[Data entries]
::::

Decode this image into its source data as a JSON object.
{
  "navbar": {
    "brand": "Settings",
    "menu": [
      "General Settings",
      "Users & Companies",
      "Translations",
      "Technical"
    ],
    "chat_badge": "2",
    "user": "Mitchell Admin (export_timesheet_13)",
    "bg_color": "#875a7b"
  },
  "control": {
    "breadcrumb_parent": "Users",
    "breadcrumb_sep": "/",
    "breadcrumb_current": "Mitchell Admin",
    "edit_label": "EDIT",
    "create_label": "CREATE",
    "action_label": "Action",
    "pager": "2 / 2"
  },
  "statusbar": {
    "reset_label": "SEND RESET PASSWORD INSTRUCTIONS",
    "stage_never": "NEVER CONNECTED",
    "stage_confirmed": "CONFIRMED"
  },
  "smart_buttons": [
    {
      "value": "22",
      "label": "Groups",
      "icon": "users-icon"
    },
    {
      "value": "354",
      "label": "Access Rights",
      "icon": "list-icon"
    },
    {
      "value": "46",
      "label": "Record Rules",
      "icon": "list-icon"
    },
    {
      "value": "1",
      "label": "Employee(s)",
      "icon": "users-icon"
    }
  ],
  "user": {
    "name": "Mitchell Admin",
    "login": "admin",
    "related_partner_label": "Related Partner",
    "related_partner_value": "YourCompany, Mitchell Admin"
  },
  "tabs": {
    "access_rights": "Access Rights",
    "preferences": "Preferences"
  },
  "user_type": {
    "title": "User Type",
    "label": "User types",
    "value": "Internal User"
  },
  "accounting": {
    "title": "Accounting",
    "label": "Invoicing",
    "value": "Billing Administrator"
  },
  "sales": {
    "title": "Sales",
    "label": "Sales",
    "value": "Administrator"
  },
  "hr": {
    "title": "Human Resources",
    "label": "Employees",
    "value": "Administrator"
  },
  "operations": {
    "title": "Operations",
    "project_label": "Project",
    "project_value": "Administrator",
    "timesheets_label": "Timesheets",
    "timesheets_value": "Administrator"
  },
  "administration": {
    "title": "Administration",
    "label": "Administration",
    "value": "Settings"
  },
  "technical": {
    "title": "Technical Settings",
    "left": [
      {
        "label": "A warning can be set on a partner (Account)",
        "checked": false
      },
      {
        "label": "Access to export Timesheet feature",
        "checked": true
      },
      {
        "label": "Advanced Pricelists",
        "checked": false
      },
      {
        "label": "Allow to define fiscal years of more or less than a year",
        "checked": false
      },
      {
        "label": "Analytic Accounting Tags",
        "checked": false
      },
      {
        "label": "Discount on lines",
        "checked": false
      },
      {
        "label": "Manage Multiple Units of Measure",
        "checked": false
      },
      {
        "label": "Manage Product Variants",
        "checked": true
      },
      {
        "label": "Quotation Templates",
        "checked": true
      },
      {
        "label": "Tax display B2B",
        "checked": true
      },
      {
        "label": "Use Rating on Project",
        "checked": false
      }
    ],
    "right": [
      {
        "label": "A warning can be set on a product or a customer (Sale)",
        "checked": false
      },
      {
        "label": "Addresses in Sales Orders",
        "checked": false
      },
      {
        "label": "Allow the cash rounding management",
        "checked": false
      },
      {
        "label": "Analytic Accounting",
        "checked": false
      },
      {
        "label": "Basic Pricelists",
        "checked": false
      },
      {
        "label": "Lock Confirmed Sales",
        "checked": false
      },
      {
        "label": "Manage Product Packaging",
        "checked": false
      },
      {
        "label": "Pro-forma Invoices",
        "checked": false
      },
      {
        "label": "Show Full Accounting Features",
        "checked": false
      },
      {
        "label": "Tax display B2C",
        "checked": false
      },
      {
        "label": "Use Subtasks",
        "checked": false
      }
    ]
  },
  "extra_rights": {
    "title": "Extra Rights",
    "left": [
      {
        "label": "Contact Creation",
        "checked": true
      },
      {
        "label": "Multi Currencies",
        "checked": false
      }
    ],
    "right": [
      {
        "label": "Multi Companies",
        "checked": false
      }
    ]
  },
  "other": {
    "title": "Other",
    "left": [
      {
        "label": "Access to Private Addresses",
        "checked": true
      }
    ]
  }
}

::::

Spot every line that holds "Settings" and copy it.

    "brand": "Settings",
      "General Settings",
    "value": "Settings"
    "title": "Technical Settings",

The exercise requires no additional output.